Your goal: Write out the listing beneath this instruction in its entirety, exactly as it reads.

↓

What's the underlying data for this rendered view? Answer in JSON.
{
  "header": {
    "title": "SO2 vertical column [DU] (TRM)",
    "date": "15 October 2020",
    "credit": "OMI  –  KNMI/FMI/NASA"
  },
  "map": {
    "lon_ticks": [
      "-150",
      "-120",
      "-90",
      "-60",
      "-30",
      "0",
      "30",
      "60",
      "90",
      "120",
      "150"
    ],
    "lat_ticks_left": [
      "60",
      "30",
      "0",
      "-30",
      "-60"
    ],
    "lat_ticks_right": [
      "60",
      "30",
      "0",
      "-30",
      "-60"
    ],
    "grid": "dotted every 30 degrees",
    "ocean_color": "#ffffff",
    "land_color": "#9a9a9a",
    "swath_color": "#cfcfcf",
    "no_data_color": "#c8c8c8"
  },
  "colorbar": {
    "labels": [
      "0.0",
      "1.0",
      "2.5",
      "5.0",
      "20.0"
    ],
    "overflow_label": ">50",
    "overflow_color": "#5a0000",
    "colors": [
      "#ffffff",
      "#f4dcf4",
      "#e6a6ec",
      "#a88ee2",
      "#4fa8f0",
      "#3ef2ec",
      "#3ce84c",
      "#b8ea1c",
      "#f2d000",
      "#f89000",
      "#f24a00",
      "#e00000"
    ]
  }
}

↑

Finished answer:
What's the underlying data for this rendered view? Answer in JSON.
{
  "header": {
    "title": "SO2 vertical column [DU] (TRM)",
    "date": "15 October 2020",
    "credit": "OMI  –  KNMI/FMI/NASA"
  },
  "map": {
    "lon_ticks": [
      "-150",
      "-120",
      "-90",
      "-60",
      "-30",
      "0",
      "30",
      "60",
      "90",
      "120",
      "150"
    ],
    "lat_ticks_left": [
      "60",
      "30",
      "0",
      "-30",
      "-60"
    ],
    "lat_ticks_right": [
      "60",
      "30",
      "0",
      "-30",
      "-60"
    ],
    "grid": "dotted every 30 degrees",
    "ocean_color": "#ffffff",
    "land_color": "#9a9a9a",
    "swath_color": "#cfcfcf",
    "no_data_color": "#c8c8c8"
  },
  "colorbar": {
    "labels": [
      "0.0",
      "1.0",
      "2.5",
      "5.0",
      "20.0"
    ],
    "overflow_label": ">50",
    "overflow_color": "#5a0000",
    "colors": [
      "#ffffff",
      "#f4dcf4",
      "#e6a6ec",
      "#a88ee2",
      "#4fa8f0",
      "#3ef2ec",
      "#3ce84c",
      "#b8ea1c",
      "#f2d000",
      "#f89000",
      "#f24a00",
      "#e00000"
    ]
  }
}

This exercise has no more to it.